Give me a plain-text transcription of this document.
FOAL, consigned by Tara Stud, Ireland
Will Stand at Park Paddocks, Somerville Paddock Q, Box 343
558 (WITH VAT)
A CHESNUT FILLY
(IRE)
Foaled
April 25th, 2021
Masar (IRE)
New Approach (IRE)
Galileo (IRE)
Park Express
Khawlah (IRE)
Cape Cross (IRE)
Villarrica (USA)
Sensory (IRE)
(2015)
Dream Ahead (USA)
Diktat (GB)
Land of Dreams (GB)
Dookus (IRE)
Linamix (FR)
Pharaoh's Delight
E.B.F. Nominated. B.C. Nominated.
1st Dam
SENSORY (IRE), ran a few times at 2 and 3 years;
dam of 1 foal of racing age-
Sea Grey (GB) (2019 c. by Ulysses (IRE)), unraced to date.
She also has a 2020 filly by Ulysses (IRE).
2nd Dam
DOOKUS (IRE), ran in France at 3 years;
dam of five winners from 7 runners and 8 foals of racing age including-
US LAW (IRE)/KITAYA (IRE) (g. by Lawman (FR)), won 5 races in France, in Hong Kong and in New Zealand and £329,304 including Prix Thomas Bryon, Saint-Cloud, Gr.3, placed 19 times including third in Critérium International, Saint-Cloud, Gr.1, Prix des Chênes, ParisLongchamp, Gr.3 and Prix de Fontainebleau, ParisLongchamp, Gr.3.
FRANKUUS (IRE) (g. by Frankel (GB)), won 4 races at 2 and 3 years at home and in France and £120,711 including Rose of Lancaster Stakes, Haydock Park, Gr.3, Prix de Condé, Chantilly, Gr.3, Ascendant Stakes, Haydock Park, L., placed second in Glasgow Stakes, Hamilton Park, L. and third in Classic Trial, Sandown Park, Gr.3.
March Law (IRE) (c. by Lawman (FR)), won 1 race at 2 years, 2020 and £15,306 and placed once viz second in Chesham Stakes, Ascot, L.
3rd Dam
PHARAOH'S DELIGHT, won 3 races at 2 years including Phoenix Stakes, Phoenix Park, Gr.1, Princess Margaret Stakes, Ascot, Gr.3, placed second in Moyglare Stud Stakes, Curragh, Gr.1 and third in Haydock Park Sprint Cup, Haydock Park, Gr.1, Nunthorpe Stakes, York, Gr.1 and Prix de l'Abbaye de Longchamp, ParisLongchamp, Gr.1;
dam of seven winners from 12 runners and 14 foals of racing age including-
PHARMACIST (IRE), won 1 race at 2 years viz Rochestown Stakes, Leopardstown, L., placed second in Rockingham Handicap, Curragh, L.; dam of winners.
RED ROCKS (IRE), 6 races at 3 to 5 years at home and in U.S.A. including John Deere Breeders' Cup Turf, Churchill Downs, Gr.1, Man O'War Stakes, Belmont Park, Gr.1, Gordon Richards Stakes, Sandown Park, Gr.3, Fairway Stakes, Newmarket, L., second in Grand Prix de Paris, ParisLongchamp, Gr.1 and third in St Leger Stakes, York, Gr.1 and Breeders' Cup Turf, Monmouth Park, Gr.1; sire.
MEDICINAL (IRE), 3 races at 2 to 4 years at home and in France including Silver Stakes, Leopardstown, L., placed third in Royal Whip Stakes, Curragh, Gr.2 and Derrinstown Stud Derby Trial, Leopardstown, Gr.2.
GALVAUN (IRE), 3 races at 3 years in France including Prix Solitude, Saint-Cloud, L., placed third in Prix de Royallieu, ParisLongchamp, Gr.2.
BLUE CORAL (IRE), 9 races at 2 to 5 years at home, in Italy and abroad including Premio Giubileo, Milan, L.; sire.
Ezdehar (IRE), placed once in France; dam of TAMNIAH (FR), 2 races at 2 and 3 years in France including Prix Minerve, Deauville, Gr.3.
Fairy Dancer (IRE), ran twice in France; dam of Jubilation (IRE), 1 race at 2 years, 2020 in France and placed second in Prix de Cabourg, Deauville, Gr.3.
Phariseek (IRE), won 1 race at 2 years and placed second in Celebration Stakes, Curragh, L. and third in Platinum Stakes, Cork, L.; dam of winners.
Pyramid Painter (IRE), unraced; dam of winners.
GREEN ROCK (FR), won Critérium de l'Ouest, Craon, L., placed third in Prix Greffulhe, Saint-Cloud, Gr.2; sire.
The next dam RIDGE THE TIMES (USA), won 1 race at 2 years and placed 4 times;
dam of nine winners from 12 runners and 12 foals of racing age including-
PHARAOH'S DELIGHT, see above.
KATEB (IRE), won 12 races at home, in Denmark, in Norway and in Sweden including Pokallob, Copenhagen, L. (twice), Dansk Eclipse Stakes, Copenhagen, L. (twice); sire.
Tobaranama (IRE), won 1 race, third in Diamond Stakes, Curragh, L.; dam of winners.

▬▬▬

Aim:
Where a line in the material contains "Critérium", copy that line.

Correct result:
US LAW (IRE)/KITAYA (IRE) (g. by Lawman (FR)), won 5 races in France, in Hong Kong and in New Zealand and £329,304 including Prix Thomas Bryon, Saint-Cloud, Gr.3, placed 19 times including third in Critérium International, Saint-Cloud, Gr.1, Prix des Chênes, ParisLongchamp, Gr.3 and Prix de Fontainebleau, ParisLongchamp, Gr.3.
GREEN ROCK (FR), won Critérium de l'Ouest, Craon, L., placed third in Prix Greffulhe, Saint-Cloud, Gr.2; sire.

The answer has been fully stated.